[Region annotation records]
↓

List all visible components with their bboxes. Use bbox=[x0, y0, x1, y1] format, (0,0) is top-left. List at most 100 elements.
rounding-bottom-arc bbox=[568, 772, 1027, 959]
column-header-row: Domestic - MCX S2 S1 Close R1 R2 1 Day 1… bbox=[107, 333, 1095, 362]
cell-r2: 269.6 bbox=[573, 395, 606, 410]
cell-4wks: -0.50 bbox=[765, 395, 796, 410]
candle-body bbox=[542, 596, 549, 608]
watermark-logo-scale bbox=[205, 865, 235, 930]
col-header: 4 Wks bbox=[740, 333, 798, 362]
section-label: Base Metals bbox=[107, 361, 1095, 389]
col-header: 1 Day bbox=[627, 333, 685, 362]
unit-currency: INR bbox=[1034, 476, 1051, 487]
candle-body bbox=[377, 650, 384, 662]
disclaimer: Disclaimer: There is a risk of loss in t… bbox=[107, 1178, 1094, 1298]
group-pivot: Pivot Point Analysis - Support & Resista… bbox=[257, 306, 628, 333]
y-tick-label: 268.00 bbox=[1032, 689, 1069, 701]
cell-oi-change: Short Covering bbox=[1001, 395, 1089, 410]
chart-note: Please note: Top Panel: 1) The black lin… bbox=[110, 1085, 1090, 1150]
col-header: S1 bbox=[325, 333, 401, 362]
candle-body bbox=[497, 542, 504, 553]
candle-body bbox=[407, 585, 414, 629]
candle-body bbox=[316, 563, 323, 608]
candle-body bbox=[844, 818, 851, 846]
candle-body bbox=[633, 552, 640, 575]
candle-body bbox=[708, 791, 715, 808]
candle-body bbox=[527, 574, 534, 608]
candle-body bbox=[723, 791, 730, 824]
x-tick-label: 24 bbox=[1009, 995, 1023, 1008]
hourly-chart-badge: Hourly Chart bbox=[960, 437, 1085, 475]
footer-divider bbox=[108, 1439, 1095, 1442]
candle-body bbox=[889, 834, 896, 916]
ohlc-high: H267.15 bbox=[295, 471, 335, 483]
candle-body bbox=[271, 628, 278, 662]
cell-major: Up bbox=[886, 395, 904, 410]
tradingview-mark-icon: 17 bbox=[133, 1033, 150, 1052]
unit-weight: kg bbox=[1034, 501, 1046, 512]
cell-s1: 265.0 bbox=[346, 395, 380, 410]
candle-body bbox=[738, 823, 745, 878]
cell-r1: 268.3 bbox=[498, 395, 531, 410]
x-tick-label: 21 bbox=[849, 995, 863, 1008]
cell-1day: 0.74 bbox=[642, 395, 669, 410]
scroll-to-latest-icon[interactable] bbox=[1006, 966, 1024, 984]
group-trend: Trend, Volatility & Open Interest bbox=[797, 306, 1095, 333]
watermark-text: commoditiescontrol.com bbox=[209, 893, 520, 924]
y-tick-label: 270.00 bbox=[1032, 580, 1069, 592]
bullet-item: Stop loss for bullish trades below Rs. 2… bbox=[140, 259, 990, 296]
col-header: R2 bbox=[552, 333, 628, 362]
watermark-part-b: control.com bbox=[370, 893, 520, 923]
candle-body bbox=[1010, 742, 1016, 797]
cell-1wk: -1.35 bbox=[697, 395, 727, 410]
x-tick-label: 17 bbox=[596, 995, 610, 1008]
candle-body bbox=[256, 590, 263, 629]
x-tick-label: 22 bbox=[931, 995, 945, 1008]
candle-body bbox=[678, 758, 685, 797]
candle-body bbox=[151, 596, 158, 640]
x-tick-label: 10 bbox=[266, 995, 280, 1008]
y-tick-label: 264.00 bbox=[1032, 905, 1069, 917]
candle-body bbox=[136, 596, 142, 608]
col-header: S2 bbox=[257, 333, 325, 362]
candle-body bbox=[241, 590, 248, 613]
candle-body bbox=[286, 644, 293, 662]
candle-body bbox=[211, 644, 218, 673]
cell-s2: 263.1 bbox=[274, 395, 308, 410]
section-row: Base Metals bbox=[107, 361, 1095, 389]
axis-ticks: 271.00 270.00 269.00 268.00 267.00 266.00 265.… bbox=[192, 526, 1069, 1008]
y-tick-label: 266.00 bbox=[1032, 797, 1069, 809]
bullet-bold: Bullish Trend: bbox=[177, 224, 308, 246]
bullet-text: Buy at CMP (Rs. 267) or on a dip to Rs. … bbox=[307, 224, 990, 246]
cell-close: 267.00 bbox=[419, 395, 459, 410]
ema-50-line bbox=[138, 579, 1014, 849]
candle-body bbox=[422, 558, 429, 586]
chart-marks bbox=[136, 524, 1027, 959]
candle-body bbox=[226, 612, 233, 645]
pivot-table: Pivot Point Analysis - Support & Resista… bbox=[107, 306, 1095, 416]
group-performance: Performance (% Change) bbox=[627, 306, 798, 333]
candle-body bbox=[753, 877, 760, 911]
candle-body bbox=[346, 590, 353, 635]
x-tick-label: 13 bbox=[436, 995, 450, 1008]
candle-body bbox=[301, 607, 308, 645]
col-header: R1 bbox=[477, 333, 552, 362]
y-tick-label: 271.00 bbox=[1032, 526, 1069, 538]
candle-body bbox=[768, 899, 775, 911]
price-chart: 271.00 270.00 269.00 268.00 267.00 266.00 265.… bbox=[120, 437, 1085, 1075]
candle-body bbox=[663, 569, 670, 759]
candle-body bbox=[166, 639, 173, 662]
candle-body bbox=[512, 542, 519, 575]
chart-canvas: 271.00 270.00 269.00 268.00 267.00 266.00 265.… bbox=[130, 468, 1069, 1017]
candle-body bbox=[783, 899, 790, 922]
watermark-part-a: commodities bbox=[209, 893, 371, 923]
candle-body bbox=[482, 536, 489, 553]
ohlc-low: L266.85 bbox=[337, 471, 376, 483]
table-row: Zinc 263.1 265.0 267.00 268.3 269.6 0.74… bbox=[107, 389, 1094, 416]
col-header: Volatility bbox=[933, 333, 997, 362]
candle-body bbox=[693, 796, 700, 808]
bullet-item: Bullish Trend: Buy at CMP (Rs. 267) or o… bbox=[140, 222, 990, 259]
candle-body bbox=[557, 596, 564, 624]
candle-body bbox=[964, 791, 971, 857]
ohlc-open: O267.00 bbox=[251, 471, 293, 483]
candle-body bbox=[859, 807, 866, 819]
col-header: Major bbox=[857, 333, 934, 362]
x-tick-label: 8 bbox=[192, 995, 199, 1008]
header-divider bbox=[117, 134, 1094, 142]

↑

**WHAT TO WORK ON**. Quote all the records above line by line, keeping every character and the original order.

**ANSWER TO THE PROBLEM**.
List all visible components with their bboxes. Use bbox=[x0, y0, x1, y1] format, (0,0) is top-left. List at most 100 elements.
rounding-bottom-arc bbox=[568, 772, 1027, 959]
column-header-row: Domestic - MCX S2 S1 Close R1 R2 1 Day 1… bbox=[107, 333, 1095, 362]
cell-r2: 269.6 bbox=[573, 395, 606, 410]
cell-4wks: -0.50 bbox=[765, 395, 796, 410]
candle-body bbox=[542, 596, 549, 608]
watermark-logo-scale bbox=[205, 865, 235, 930]
col-header: 4 Wks bbox=[740, 333, 798, 362]
section-label: Base Metals bbox=[107, 361, 1095, 389]
col-header: 1 Day bbox=[627, 333, 685, 362]
unit-currency: INR bbox=[1034, 476, 1051, 487]
candle-body bbox=[377, 650, 384, 662]
disclaimer: Disclaimer: There is a risk of loss in t… bbox=[107, 1178, 1094, 1298]
group-pivot: Pivot Point Analysis - Support & Resista… bbox=[257, 306, 628, 333]
y-tick-label: 268.00 bbox=[1032, 689, 1069, 701]
cell-oi-change: Short Covering bbox=[1001, 395, 1089, 410]
chart-note: Please note: Top Panel: 1) The black lin… bbox=[110, 1085, 1090, 1150]
col-header: S1 bbox=[325, 333, 401, 362]
candle-body bbox=[497, 542, 504, 553]
candle-body bbox=[407, 585, 414, 629]
candle-body bbox=[316, 563, 323, 608]
candle-body bbox=[844, 818, 851, 846]
candle-body bbox=[633, 552, 640, 575]
candle-body bbox=[708, 791, 715, 808]
candle-body bbox=[527, 574, 534, 608]
candle-body bbox=[723, 791, 730, 824]
x-tick-label: 24 bbox=[1009, 995, 1023, 1008]
hourly-chart-badge: Hourly Chart bbox=[960, 437, 1085, 475]
footer-divider bbox=[108, 1439, 1095, 1442]
candle-body bbox=[889, 834, 896, 916]
ohlc-high: H267.15 bbox=[295, 471, 335, 483]
candle-body bbox=[271, 628, 278, 662]
cell-major: Up bbox=[886, 395, 904, 410]
tradingview-mark-icon: 17 bbox=[133, 1033, 150, 1052]
unit-weight: kg bbox=[1034, 501, 1046, 512]
cell-s1: 265.0 bbox=[346, 395, 380, 410]
candle-body bbox=[738, 823, 745, 878]
cell-r1: 268.3 bbox=[498, 395, 531, 410]
x-tick-label: 21 bbox=[849, 995, 863, 1008]
cell-1day: 0.74 bbox=[642, 395, 669, 410]
scroll-to-latest-icon[interactable] bbox=[1006, 966, 1024, 984]
group-trend: Trend, Volatility & Open Interest bbox=[797, 306, 1095, 333]
watermark-text: commoditiescontrol.com bbox=[209, 893, 520, 924]
y-tick-label: 270.00 bbox=[1032, 580, 1069, 592]
bullet-item: Stop loss for bullish trades below Rs. 2… bbox=[140, 259, 990, 296]
col-header: R2 bbox=[552, 333, 628, 362]
watermark-part-b: control.com bbox=[370, 893, 520, 923]
candle-body bbox=[1010, 742, 1016, 797]
cell-1wk: -1.35 bbox=[697, 395, 727, 410]
x-tick-label: 17 bbox=[596, 995, 610, 1008]
candle-body bbox=[256, 590, 263, 629]
x-tick-label: 22 bbox=[931, 995, 945, 1008]
candle-body bbox=[678, 758, 685, 797]
candle-body bbox=[151, 596, 158, 640]
x-tick-label: 10 bbox=[266, 995, 280, 1008]
y-tick-label: 264.00 bbox=[1032, 905, 1069, 917]
candle-body bbox=[136, 596, 142, 608]
col-header: S2 bbox=[257, 333, 325, 362]
candle-body bbox=[241, 590, 248, 613]
candle-body bbox=[286, 644, 293, 662]
candle-body bbox=[211, 644, 218, 673]
cell-s2: 263.1 bbox=[274, 395, 308, 410]
section-row: Base Metals bbox=[107, 361, 1095, 389]
axis-ticks: 271.00 270.00 269.00 268.00 267.00 266.00 265.… bbox=[192, 526, 1069, 1008]
y-tick-label: 266.00 bbox=[1032, 797, 1069, 809]
bullet-bold: Bullish Trend: bbox=[177, 224, 308, 246]
bullet-text: Buy at CMP (Rs. 267) or on a dip to Rs. … bbox=[307, 224, 990, 246]
cell-close: 267.00 bbox=[419, 395, 459, 410]
ema-50-line bbox=[138, 579, 1014, 849]
candle-body bbox=[422, 558, 429, 586]
chart-marks bbox=[136, 524, 1027, 959]
candle-body bbox=[226, 612, 233, 645]
pivot-table: Pivot Point Analysis - Support & Resista… bbox=[107, 306, 1095, 416]
group-performance: Performance (% Change) bbox=[627, 306, 798, 333]
candle-body bbox=[753, 877, 760, 911]
candle-body bbox=[346, 590, 353, 635]
x-tick-label: 13 bbox=[436, 995, 450, 1008]
candle-body bbox=[301, 607, 308, 645]
col-header: R1 bbox=[477, 333, 552, 362]
y-tick-label: 271.00 bbox=[1032, 526, 1069, 538]
candle-body bbox=[768, 899, 775, 911]
price-chart: 271.00 270.00 269.00 268.00 267.00 266.00 265.… bbox=[120, 437, 1085, 1075]
candle-body bbox=[663, 569, 670, 759]
candle-body bbox=[166, 639, 173, 662]
candle-body bbox=[512, 542, 519, 575]
chart-canvas: 271.00 270.00 269.00 268.00 267.00 266.00 265.… bbox=[130, 468, 1069, 1017]
candle-body bbox=[783, 899, 790, 922]
watermark-part-a: commodities bbox=[209, 893, 371, 923]
candle-body bbox=[482, 536, 489, 553]
ohlc-low: L266.85 bbox=[337, 471, 376, 483]
table-row: Zinc 263.1 265.0 267.00 268.3 269.6 0.74… bbox=[107, 389, 1094, 416]
col-header: Volatility bbox=[933, 333, 997, 362]
candle-body bbox=[693, 796, 700, 808]
bullet-item: Bullish Trend: Buy at CMP (Rs. 267) or o… bbox=[140, 222, 990, 259]
candle-body bbox=[557, 596, 564, 624]
candle-body bbox=[964, 791, 971, 857]
ohlc-open: O267.00 bbox=[251, 471, 293, 483]
candle-body bbox=[859, 807, 866, 819]
col-header: Major bbox=[857, 333, 934, 362]
x-tick-label: 8 bbox=[192, 995, 199, 1008]
header-divider bbox=[117, 134, 1094, 142]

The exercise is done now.